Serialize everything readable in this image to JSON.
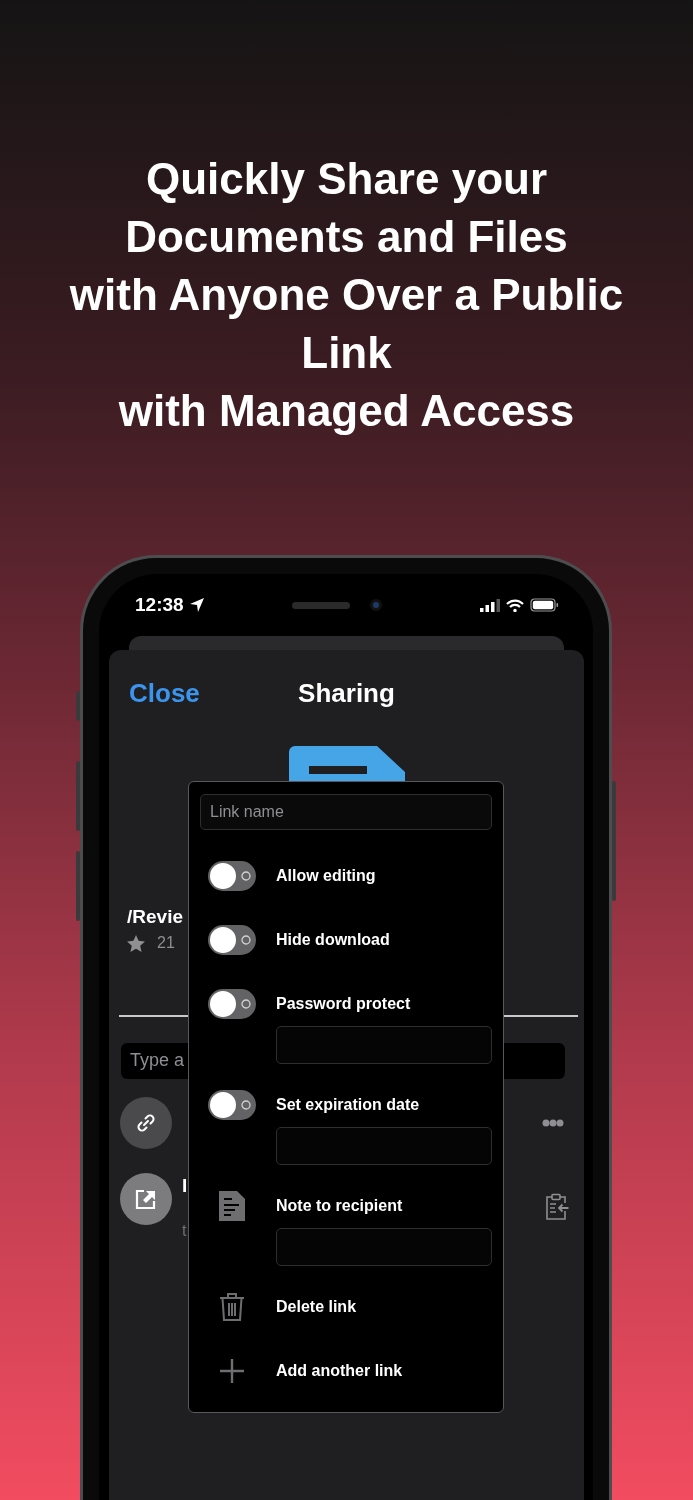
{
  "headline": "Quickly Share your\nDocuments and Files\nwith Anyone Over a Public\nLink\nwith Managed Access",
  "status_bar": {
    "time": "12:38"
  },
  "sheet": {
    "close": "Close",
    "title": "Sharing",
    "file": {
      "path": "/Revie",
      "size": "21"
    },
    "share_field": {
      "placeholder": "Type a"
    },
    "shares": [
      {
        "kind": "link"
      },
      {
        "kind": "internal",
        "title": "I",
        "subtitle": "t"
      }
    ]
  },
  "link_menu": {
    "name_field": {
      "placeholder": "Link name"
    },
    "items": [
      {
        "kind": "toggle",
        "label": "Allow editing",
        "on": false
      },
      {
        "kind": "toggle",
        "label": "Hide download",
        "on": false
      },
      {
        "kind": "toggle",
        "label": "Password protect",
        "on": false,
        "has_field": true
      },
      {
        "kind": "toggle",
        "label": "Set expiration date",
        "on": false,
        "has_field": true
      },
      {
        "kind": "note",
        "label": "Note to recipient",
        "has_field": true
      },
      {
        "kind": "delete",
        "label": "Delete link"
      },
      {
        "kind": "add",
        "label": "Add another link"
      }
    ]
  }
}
...
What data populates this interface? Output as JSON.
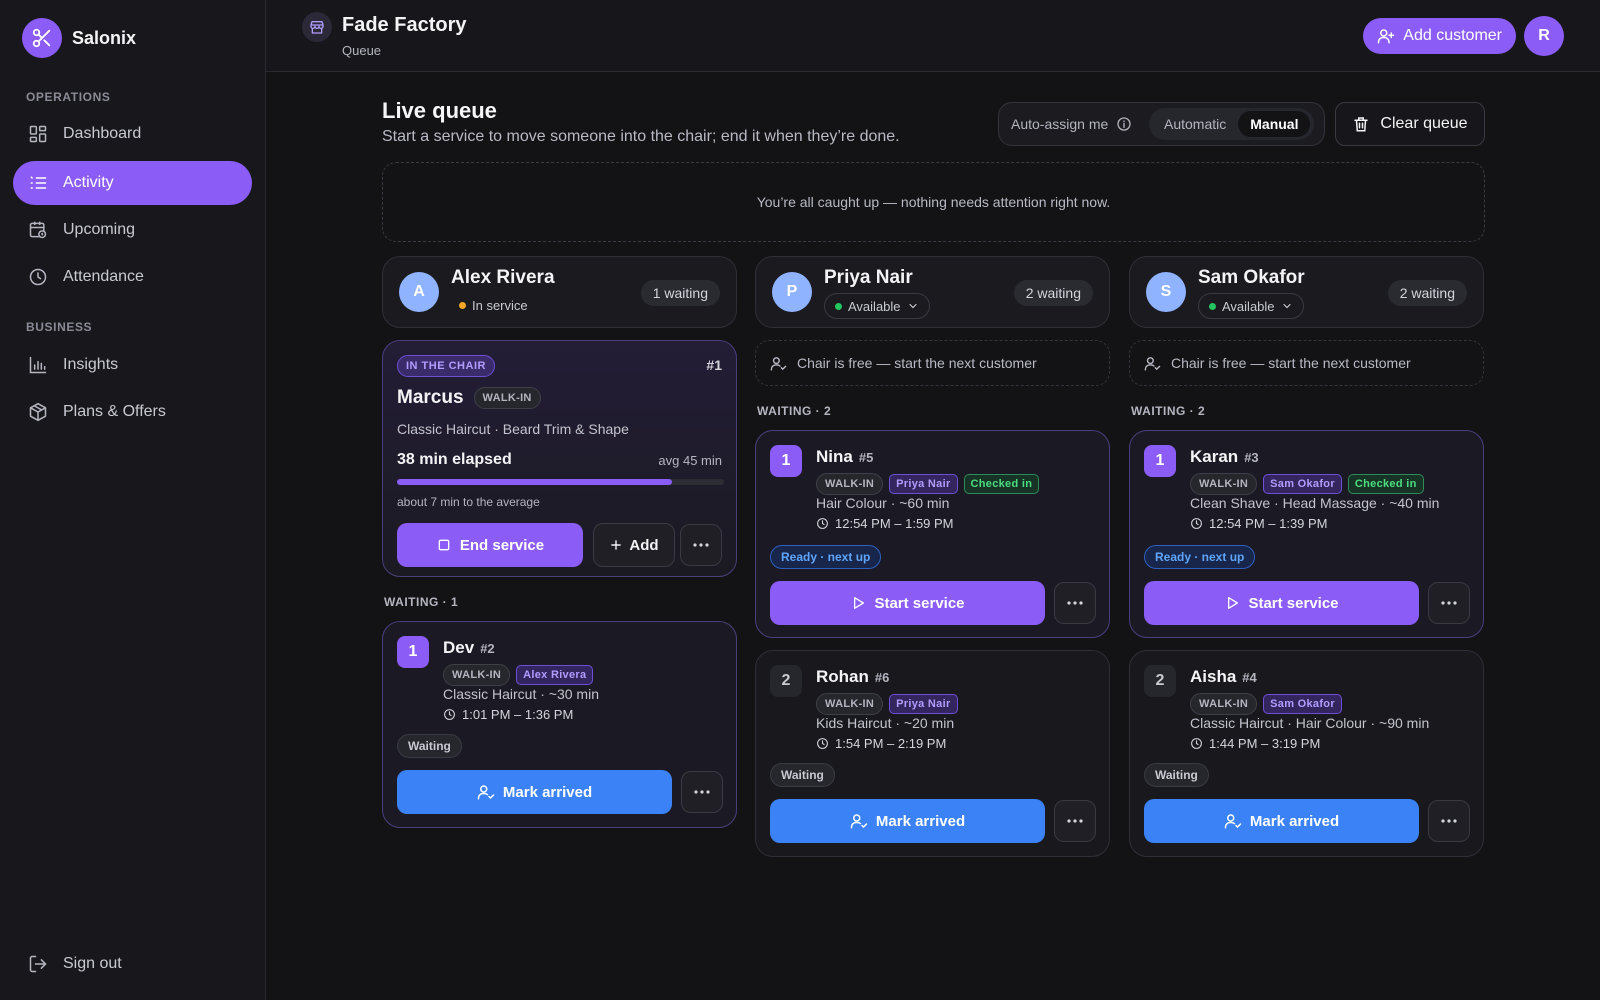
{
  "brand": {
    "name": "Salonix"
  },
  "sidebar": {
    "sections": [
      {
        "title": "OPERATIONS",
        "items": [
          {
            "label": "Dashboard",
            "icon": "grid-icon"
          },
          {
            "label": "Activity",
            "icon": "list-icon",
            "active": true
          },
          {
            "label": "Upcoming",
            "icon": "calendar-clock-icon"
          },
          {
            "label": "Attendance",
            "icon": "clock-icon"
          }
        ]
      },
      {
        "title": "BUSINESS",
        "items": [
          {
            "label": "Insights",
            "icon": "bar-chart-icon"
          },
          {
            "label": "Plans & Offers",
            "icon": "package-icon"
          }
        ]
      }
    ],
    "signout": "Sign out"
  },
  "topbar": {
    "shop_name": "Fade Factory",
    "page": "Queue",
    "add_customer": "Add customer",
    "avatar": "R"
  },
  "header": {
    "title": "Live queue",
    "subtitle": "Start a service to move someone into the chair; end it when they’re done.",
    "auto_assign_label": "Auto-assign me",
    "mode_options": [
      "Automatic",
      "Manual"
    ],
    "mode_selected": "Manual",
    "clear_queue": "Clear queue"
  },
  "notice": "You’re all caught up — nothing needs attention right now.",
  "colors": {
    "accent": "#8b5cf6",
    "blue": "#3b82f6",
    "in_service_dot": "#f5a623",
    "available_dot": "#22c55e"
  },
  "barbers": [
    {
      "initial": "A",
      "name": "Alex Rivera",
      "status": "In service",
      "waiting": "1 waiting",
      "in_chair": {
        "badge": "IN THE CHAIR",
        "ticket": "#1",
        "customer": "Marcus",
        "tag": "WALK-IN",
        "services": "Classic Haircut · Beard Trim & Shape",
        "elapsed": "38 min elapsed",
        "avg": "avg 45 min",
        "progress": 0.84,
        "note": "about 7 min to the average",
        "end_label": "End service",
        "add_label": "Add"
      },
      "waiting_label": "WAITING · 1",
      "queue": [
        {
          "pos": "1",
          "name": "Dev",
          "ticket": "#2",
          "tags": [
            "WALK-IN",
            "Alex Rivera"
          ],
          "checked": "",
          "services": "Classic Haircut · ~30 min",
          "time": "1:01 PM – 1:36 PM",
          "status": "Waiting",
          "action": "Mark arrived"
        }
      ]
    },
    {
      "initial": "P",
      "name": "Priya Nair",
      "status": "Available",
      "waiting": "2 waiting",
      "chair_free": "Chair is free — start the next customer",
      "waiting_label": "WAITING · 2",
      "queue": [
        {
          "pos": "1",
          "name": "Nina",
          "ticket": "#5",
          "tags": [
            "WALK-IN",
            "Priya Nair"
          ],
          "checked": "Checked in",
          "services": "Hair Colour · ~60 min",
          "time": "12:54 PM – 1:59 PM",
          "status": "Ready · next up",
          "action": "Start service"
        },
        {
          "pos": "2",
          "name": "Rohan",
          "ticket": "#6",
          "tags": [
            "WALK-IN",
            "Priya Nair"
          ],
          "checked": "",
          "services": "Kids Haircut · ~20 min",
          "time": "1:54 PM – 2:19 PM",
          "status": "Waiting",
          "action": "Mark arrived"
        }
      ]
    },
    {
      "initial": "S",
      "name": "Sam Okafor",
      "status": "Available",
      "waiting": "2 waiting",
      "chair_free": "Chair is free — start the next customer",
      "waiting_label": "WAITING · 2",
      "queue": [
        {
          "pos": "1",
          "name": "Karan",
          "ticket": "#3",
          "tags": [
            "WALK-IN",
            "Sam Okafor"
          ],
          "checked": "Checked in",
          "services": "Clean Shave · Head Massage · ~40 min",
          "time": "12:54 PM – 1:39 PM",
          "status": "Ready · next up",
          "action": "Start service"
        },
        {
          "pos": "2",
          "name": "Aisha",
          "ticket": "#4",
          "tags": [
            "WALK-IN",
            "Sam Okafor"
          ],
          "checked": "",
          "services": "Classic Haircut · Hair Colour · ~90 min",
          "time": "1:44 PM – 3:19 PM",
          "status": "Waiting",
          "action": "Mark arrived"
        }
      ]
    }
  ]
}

*DIRECTIONS*: Go through the records and show every line with the string "Haircut" in it.

*THE COMPLETED TASK*:
        "services": "Classic Haircut · Beard Trim & Shape",
          "services": "Classic Haircut · ~30 min",
          "services": "Kids Haircut · ~20 min",
          "services": "Classic Haircut · Hair Colour · ~90 min",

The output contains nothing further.